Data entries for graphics
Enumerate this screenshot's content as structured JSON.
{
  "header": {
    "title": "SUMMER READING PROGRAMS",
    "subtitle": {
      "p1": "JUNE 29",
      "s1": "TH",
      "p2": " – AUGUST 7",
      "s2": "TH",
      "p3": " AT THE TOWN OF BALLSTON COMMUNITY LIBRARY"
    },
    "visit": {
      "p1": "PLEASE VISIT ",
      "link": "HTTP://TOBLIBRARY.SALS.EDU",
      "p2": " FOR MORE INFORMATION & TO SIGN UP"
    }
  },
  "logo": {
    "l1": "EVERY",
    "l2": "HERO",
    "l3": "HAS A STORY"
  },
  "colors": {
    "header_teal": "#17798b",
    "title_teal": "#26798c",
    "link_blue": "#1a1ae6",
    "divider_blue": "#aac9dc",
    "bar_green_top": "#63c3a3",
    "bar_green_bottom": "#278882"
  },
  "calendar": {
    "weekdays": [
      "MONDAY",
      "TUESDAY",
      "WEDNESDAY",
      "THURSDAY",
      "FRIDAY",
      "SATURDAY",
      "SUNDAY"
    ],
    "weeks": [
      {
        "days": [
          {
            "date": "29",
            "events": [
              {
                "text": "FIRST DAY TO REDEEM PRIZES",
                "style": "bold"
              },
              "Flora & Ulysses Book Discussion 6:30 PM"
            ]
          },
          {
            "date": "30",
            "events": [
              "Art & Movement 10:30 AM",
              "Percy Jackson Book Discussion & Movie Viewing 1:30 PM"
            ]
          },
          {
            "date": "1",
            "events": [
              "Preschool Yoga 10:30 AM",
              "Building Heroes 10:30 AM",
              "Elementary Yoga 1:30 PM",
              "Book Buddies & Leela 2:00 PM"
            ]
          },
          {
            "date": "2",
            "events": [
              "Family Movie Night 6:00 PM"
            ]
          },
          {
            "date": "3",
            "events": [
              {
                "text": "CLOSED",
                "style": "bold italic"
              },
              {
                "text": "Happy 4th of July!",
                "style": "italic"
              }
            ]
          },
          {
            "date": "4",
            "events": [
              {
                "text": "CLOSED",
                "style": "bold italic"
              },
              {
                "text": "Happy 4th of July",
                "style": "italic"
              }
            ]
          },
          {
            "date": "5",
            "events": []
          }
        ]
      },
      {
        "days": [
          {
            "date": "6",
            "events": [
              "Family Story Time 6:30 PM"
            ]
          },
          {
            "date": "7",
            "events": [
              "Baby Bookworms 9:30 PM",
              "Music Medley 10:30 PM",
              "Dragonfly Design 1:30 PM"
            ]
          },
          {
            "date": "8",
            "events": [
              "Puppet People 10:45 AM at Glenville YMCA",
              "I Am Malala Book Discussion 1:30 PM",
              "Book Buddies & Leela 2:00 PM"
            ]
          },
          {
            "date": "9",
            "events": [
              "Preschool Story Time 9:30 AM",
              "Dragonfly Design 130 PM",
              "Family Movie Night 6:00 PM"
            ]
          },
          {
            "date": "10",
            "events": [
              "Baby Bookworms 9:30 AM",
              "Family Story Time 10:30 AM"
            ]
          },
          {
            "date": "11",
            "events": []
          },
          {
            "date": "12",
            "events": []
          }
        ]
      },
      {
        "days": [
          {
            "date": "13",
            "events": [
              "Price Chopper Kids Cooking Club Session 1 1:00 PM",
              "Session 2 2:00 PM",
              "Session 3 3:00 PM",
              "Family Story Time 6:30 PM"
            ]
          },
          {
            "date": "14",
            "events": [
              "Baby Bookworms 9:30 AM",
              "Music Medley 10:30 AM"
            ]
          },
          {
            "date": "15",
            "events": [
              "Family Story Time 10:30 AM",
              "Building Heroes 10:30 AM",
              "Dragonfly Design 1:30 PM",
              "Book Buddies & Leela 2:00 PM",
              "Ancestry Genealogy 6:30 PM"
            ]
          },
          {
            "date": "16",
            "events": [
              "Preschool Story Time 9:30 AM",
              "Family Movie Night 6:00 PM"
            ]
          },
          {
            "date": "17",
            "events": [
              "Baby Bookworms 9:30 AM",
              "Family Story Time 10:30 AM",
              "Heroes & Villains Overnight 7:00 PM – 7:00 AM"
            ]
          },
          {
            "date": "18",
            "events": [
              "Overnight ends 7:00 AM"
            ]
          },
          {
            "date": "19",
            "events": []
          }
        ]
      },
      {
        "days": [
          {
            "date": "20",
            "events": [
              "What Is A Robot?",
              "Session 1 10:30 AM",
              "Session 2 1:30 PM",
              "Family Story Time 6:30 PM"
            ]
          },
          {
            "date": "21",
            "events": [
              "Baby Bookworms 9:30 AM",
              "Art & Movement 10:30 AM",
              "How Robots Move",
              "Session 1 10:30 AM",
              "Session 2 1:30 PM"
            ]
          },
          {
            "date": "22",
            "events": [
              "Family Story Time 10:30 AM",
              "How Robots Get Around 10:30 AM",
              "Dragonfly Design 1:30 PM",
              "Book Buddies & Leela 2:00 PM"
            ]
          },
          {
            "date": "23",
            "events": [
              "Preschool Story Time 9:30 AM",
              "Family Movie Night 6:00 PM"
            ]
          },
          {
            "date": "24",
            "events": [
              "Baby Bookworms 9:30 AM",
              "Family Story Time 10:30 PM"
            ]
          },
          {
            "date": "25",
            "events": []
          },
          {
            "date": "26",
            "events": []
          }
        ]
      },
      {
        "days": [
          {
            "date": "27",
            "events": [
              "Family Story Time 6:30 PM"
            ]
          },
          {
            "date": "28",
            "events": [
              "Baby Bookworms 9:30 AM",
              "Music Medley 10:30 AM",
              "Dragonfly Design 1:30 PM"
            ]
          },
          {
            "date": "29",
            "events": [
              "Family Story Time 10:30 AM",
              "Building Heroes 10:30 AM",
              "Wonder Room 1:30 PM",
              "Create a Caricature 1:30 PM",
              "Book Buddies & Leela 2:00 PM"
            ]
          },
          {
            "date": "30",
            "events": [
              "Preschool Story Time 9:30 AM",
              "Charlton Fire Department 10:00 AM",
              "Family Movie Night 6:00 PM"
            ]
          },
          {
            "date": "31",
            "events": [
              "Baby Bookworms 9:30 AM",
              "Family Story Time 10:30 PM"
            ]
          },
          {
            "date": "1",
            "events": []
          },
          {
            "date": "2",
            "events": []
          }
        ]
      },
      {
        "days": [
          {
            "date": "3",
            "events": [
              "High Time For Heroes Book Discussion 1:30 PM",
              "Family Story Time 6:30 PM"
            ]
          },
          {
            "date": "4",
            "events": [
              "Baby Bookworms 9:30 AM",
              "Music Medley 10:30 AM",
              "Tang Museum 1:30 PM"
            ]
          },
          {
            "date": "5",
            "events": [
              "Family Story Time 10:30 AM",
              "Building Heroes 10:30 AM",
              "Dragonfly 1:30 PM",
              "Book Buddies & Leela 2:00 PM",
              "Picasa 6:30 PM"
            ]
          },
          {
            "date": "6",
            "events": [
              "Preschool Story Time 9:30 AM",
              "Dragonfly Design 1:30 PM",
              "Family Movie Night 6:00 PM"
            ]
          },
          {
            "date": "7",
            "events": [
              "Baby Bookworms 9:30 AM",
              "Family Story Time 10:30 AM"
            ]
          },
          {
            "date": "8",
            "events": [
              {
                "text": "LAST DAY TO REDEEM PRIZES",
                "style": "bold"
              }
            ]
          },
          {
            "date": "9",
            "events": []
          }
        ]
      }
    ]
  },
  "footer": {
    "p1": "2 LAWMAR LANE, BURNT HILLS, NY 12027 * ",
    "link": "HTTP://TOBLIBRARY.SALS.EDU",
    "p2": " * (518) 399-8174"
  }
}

-- What needs to be done --
From the records above, pull out each line that has "Music".

-- Answer to this task --
              "Music Medley 10:30 PM",
              "Music Medley 10:30 AM"
              "Music Medley 10:30 AM",
              "Music Medley 10:30 AM",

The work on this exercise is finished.